* [Some records]

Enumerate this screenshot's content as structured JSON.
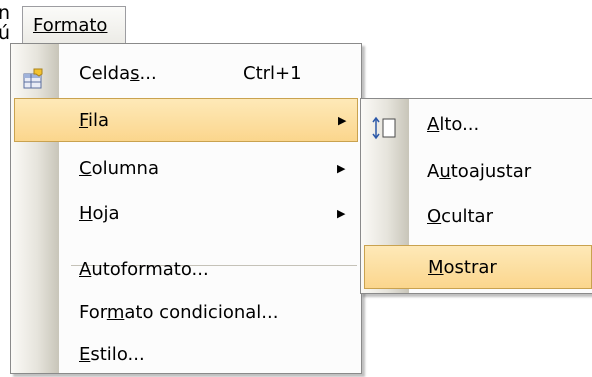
{
  "left_fragments": [
    "n",
    "ú"
  ],
  "menubar": {
    "label": "Formato"
  },
  "main_menu": [
    {
      "id": "celdas",
      "label_pre": "Celda",
      "label_ul": "s",
      "label_post": "...",
      "accel": "Ctrl+1",
      "submenu": false
    },
    {
      "id": "fila",
      "label_pre": "",
      "label_ul": "F",
      "label_post": "ila",
      "accel": "",
      "submenu": true
    },
    {
      "id": "columna",
      "label_pre": "",
      "label_ul": "C",
      "label_post": "olumna",
      "accel": "",
      "submenu": true
    },
    {
      "id": "hoja",
      "label_pre": "",
      "label_ul": "H",
      "label_post": "oja",
      "accel": "",
      "submenu": true
    },
    {
      "id": "autoformato",
      "label_pre": "",
      "label_ul": "A",
      "label_post": "utoformato...",
      "accel": "",
      "submenu": false
    },
    {
      "id": "formato-condicional",
      "label_pre": "For",
      "label_ul": "m",
      "label_post": "ato condicional...",
      "accel": "",
      "submenu": false
    },
    {
      "id": "estilo",
      "label_pre": "",
      "label_ul": "E",
      "label_post": "stilo...",
      "accel": "",
      "submenu": false
    }
  ],
  "sub_menu": [
    {
      "id": "alto",
      "label_pre": "",
      "label_ul": "A",
      "label_post": "lto...",
      "has_icon": true
    },
    {
      "id": "autoajustar",
      "label_pre": "A",
      "label_ul": "u",
      "label_post": "toajustar",
      "has_icon": false
    },
    {
      "id": "ocultar",
      "label_pre": "",
      "label_ul": "O",
      "label_post": "cultar",
      "has_icon": false
    },
    {
      "id": "mostrar",
      "label_pre": "",
      "label_ul": "M",
      "label_post": "ostrar",
      "has_icon": false
    }
  ],
  "highlighted": {
    "main": "fila",
    "sub": "mostrar"
  },
  "icons": {
    "celdas": "cell-format-icon",
    "alto": "row-height-icon",
    "submenu": "submenu-arrow-icon"
  },
  "colors": {
    "highlight_top": "#fee9b8",
    "highlight_bottom": "#fbd68d",
    "highlight_border": "#c9a24f"
  }
}
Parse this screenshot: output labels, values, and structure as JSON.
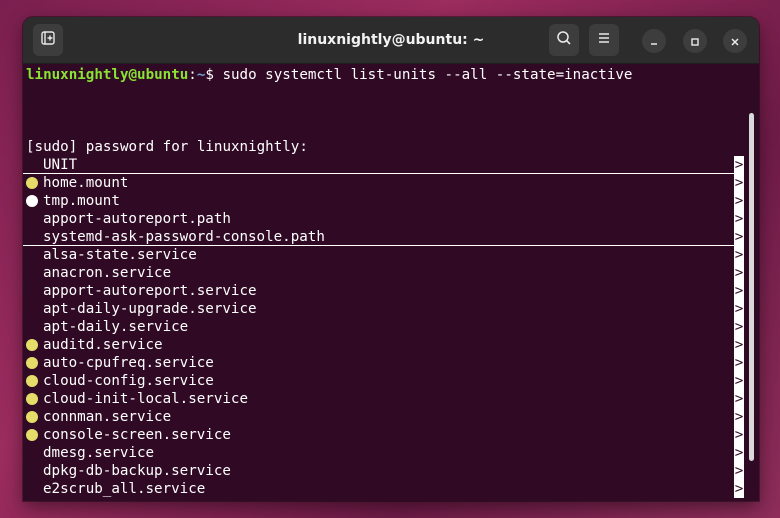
{
  "window": {
    "title": "linuxnightly@ubuntu: ~"
  },
  "icons": {
    "new_tab": "new-tab-icon",
    "search": "search-icon",
    "menu": "hamburger-menu-icon",
    "minimize": "minimize-icon",
    "maximize": "maximize-icon",
    "close": "close-icon"
  },
  "prompt": {
    "user_host": "linuxnightly@ubuntu",
    "colon": ":",
    "path": "~",
    "symbol": "$",
    "command": " sudo systemctl list-units --all --state=inactive"
  },
  "sudo_prompt": "[sudo] password for linuxnightly:",
  "header": {
    "label": "UNIT",
    "arrow": ">"
  },
  "units": [
    {
      "name": "home.mount",
      "dot": "#e5dc6a",
      "arrow": ">"
    },
    {
      "name": "tmp.mount",
      "dot": "#ffffff",
      "arrow": ">"
    },
    {
      "name": "apport-autoreport.path",
      "dot": "",
      "arrow": ">"
    },
    {
      "name": "systemd-ask-password-console.path",
      "dot": "",
      "arrow": ">"
    },
    {
      "name": "alsa-state.service",
      "dot": "",
      "arrow": ">"
    },
    {
      "name": "anacron.service",
      "dot": "",
      "arrow": ">"
    },
    {
      "name": "apport-autoreport.service",
      "dot": "",
      "arrow": ">"
    },
    {
      "name": "apt-daily-upgrade.service",
      "dot": "",
      "arrow": ">"
    },
    {
      "name": "apt-daily.service",
      "dot": "",
      "arrow": ">"
    },
    {
      "name": "auditd.service",
      "dot": "#e5dc6a",
      "arrow": ">"
    },
    {
      "name": "auto-cpufreq.service",
      "dot": "#e5dc6a",
      "arrow": ">"
    },
    {
      "name": "cloud-config.service",
      "dot": "#e5dc6a",
      "arrow": ">"
    },
    {
      "name": "cloud-init-local.service",
      "dot": "#e5dc6a",
      "arrow": ">"
    },
    {
      "name": "connman.service",
      "dot": "#e5dc6a",
      "arrow": ">"
    },
    {
      "name": "console-screen.service",
      "dot": "#e5dc6a",
      "arrow": ">"
    },
    {
      "name": "dmesg.service",
      "dot": "",
      "arrow": ">"
    },
    {
      "name": "dpkg-db-backup.service",
      "dot": "",
      "arrow": ">"
    },
    {
      "name": "e2scrub_all.service",
      "dot": "",
      "arrow": ">"
    }
  ]
}
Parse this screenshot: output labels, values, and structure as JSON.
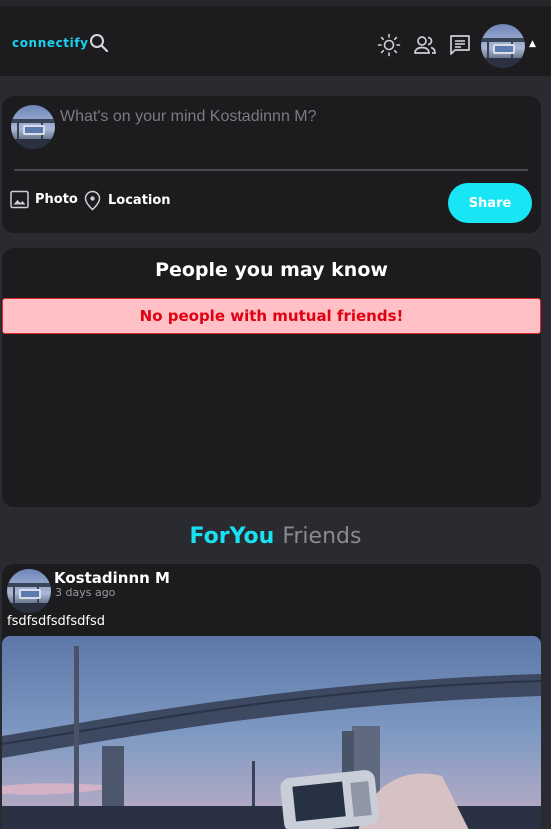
{
  "navbar": {
    "brand": "connectify",
    "icons": [
      "search-icon",
      "sun-icon",
      "people-icon",
      "chat-icon",
      "caret-up-icon"
    ],
    "caret": "▲"
  },
  "composer": {
    "placeholder": "What's on your mind Kostadinnn M?",
    "photo_label": "Photo",
    "location_label": "Location",
    "share_label": "Share"
  },
  "suggestions": {
    "title": "People you may know",
    "empty_message": "No people with mutual friends!"
  },
  "feed_tabs": {
    "active": "ForYou",
    "other": "Friends"
  },
  "post": {
    "author": "Kostadinnn M",
    "time": "3 days ago",
    "text": "fsdfsdfsdfsdfsd"
  },
  "colors": {
    "accent": "#19e0f2",
    "card_bg": "#1c1c1e",
    "page_bg": "#2a2b30",
    "alert_bg": "#ffc0c6",
    "alert_text": "#e00010"
  }
}
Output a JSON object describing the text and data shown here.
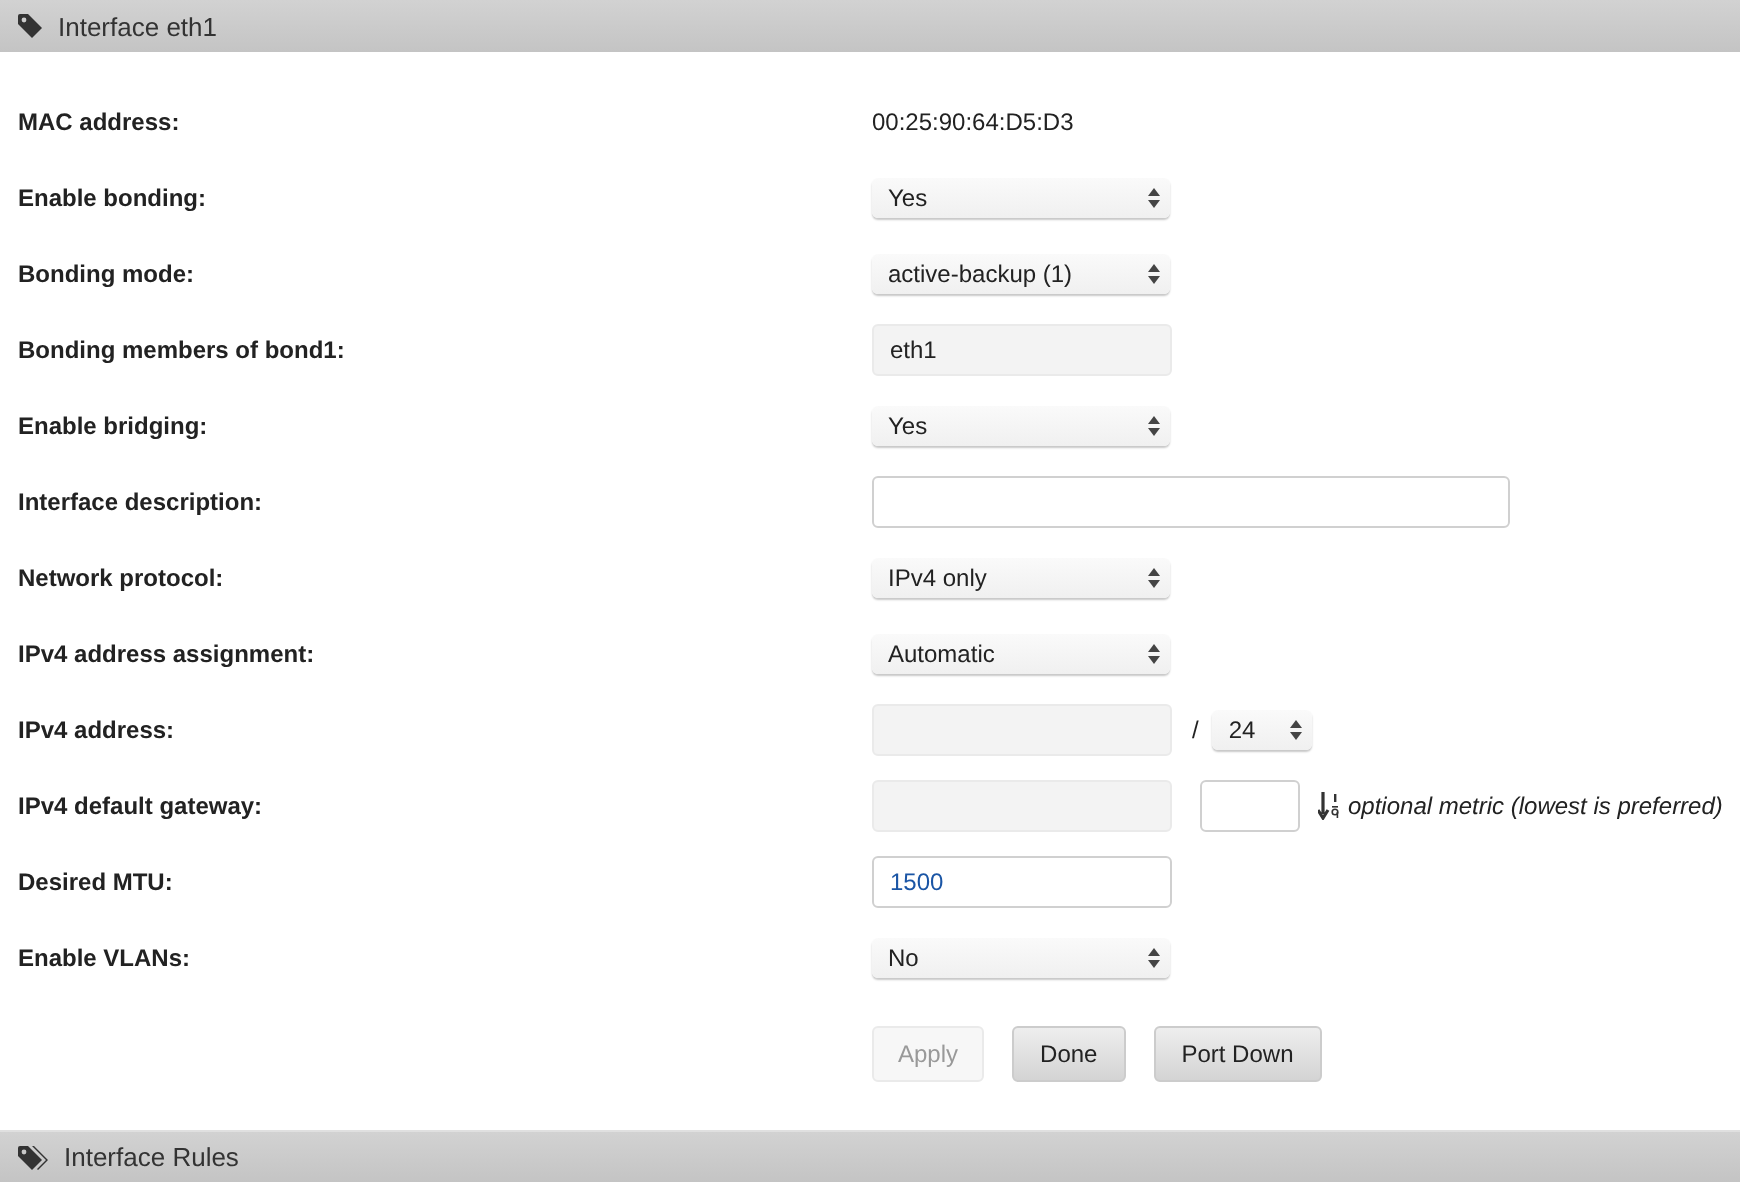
{
  "panel": {
    "title": "Interface eth1"
  },
  "rows": [
    {
      "label": "MAC address:",
      "kind": "text",
      "value": "00:25:90:64:D5:D3"
    },
    {
      "label": "Enable bonding:",
      "kind": "select",
      "value": "Yes"
    },
    {
      "label": "Bonding mode:",
      "kind": "select",
      "value": "active-backup (1)"
    },
    {
      "label": "Bonding members of bond1:",
      "kind": "input",
      "value": "eth1",
      "disabled": true
    },
    {
      "label": "Enable bridging:",
      "kind": "select",
      "value": "Yes"
    },
    {
      "label": "Interface description:",
      "kind": "wide-input",
      "disabled": false
    },
    {
      "label": "Network protocol:",
      "kind": "select",
      "value": "IPv4 only"
    },
    {
      "label": "IPv4 address assignment:",
      "kind": "select",
      "value": "Automatic"
    },
    {
      "label": "IPv4 address:",
      "kind": "address",
      "disabled": true,
      "separator": "/",
      "prefix": "24"
    },
    {
      "label": "IPv4 default gateway:",
      "kind": "gateway",
      "disabled": true,
      "hint": "optional metric (lowest is preferred)"
    },
    {
      "label": "Desired MTU:",
      "kind": "input",
      "value": "1500",
      "disabled": false
    },
    {
      "label": "Enable VLANs:",
      "kind": "select",
      "value": "No"
    }
  ],
  "buttons": [
    {
      "label": "Apply",
      "disabled": true
    },
    {
      "label": "Done",
      "disabled": false
    },
    {
      "label": "Port Down",
      "disabled": false
    }
  ],
  "footer_panel": {
    "title": "Interface Rules"
  }
}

* [Set problem] Leaving out the pictures, repeat the data above exactly.

* [Correct answer]
Enumerate this screenshot's content as structured JSON.
{
  "left_fragments": [
    "n",
    "ú"
  ],
  "menubar": {
    "label": "Formato"
  },
  "main_menu": [
    {
      "id": "celdas",
      "label_pre": "Celda",
      "label_ul": "s",
      "label_post": "...",
      "accel": "Ctrl+1",
      "submenu": false
    },
    {
      "id": "fila",
      "label_pre": "",
      "label_ul": "F",
      "label_post": "ila",
      "accel": "",
      "submenu": true
    },
    {
      "id": "columna",
      "label_pre": "",
      "label_ul": "C",
      "label_post": "olumna",
      "accel": "",
      "submenu": true
    },
    {
      "id": "hoja",
      "label_pre": "",
      "label_ul": "H",
      "label_post": "oja",
      "accel": "",
      "submenu": true
    },
    {
      "id": "autoformato",
      "label_pre": "",
      "label_ul": "A",
      "label_post": "utoformato...",
      "accel": "",
      "submenu": false
    },
    {
      "id": "formato-condicional",
      "label_pre": "For",
      "label_ul": "m",
      "label_post": "ato condicional...",
      "accel": "",
      "submenu": false
    },
    {
      "id": "estilo",
      "label_pre": "",
      "label_ul": "E",
      "label_post": "stilo...",
      "accel": "",
      "submenu": false
    }
  ],
  "sub_menu": [
    {
      "id": "alto",
      "label_pre": "",
      "label_ul": "A",
      "label_post": "lto...",
      "has_icon": true
    },
    {
      "id": "autoajustar",
      "label_pre": "A",
      "label_ul": "u",
      "label_post": "toajustar",
      "has_icon": false
    },
    {
      "id": "ocultar",
      "label_pre": "",
      "label_ul": "O",
      "label_post": "cultar",
      "has_icon": false
    },
    {
      "id": "mostrar",
      "label_pre": "",
      "label_ul": "M",
      "label_post": "ostrar",
      "has_icon": false
    }
  ],
  "highlighted": {
    "main": "fila",
    "sub": "mostrar"
  },
  "icons": {
    "celdas": "cell-format-icon",
    "alto": "row-height-icon",
    "submenu": "submenu-arrow-icon"
  },
  "colors": {
    "highlight_top": "#fee9b8",
    "highlight_bottom": "#fbd68d",
    "highlight_border": "#c9a24f"
  }
}
Parse this screenshot: output labels, values, and structure as JSON.
{
  "window": {
    "title": "linuxnightly@ubuntu: ~"
  },
  "icons": {
    "new_tab": "new-tab-icon",
    "search": "search-icon",
    "menu": "hamburger-menu-icon",
    "minimize": "minimize-icon",
    "maximize": "maximize-icon",
    "close": "close-icon"
  },
  "prompt": {
    "user_host": "linuxnightly@ubuntu",
    "colon": ":",
    "path": "~",
    "symbol": "$",
    "command": " sudo systemctl list-units --all --state=inactive"
  },
  "sudo_prompt": "[sudo] password for linuxnightly:",
  "header": {
    "label": "UNIT",
    "arrow": ">"
  },
  "units": [
    {
      "name": "home.mount",
      "dot": "#e5dc6a",
      "arrow": ">"
    },
    {
      "name": "tmp.mount",
      "dot": "#ffffff",
      "arrow": ">"
    },
    {
      "name": "apport-autoreport.path",
      "dot": "",
      "arrow": ">"
    },
    {
      "name": "systemd-ask-password-console.path",
      "dot": "",
      "arrow": ">"
    },
    {
      "name": "alsa-state.service",
      "dot": "",
      "arrow": ">"
    },
    {
      "name": "anacron.service",
      "dot": "",
      "arrow": ">"
    },
    {
      "name": "apport-autoreport.service",
      "dot": "",
      "arrow": ">"
    },
    {
      "name": "apt-daily-upgrade.service",
      "dot": "",
      "arrow": ">"
    },
    {
      "name": "apt-daily.service",
      "dot": "",
      "arrow": ">"
    },
    {
      "name": "auditd.service",
      "dot": "#e5dc6a",
      "arrow": ">"
    },
    {
      "name": "auto-cpufreq.service",
      "dot": "#e5dc6a",
      "arrow": ">"
    },
    {
      "name": "cloud-config.service",
      "dot": "#e5dc6a",
      "arrow": ">"
    },
    {
      "name": "cloud-init-local.service",
      "dot": "#e5dc6a",
      "arrow": ">"
    },
    {
      "name": "connman.service",
      "dot": "#e5dc6a",
      "arrow": ">"
    },
    {
      "name": "console-screen.service",
      "dot": "#e5dc6a",
      "arrow": ">"
    },
    {
      "name": "dmesg.service",
      "dot": "",
      "arrow": ">"
    },
    {
      "name": "dpkg-db-backup.service",
      "dot": "",
      "arrow": ">"
    },
    {
      "name": "e2scrub_all.service",
      "dot": "",
      "arrow": ">"
    }
  ]
}
Parse this screenshot: output labels, values, and structure as JSON.
{
  "navbar": {
    "brand": "connectify",
    "icons": [
      "search-icon",
      "sun-icon",
      "people-icon",
      "chat-icon",
      "caret-up-icon"
    ],
    "caret": "▲"
  },
  "composer": {
    "placeholder": "What's on your mind Kostadinnn M?",
    "photo_label": "Photo",
    "location_label": "Location",
    "share_label": "Share"
  },
  "suggestions": {
    "title": "People you may know",
    "empty_message": "No people with mutual friends!"
  },
  "feed_tabs": {
    "active": "ForYou",
    "other": "Friends"
  },
  "post": {
    "author": "Kostadinnn M",
    "time": "3 days ago",
    "text": "fsdfsdfsdfsdfsd"
  },
  "colors": {
    "accent": "#19e0f2",
    "card_bg": "#1c1c1e",
    "page_bg": "#2a2b30",
    "alert_bg": "#ffc0c6",
    "alert_text": "#e00010"
  }
}
Output a JSON object describing the text and data shown here.
{
  "panel": {
    "title": "Interface eth1"
  },
  "rows": [
    {
      "label": "MAC address:",
      "kind": "text",
      "value": "00:25:90:64:D5:D3"
    },
    {
      "label": "Enable bonding:",
      "kind": "select",
      "value": "Yes"
    },
    {
      "label": "Bonding mode:",
      "kind": "select",
      "value": "active-backup (1)"
    },
    {
      "label": "Bonding members of bond1:",
      "kind": "input",
      "value": "eth1",
      "disabled": true
    },
    {
      "label": "Enable bridging:",
      "kind": "select",
      "value": "Yes"
    },
    {
      "label": "Interface description:",
      "kind": "wide-input",
      "disabled": false
    },
    {
      "label": "Network protocol:",
      "kind": "select",
      "value": "IPv4 only"
    },
    {
      "label": "IPv4 address assignment:",
      "kind": "select",
      "value": "Automatic"
    },
    {
      "label": "IPv4 address:",
      "kind": "address",
      "disabled": true,
      "separator": "/",
      "prefix": "24"
    },
    {
      "label": "IPv4 default gateway:",
      "kind": "gateway",
      "disabled": true,
      "hint": "optional metric (lowest is preferred)"
    },
    {
      "label": "Desired MTU:",
      "kind": "input",
      "value": "1500",
      "disabled": false
    },
    {
      "label": "Enable VLANs:",
      "kind": "select",
      "value": "No"
    }
  ],
  "buttons": [
    {
      "label": "Apply",
      "disabled": true
    },
    {
      "label": "Done",
      "disabled": false
    },
    {
      "label": "Port Down",
      "disabled": false
    }
  ],
  "footer_panel": {
    "title": "Interface Rules"
  }
}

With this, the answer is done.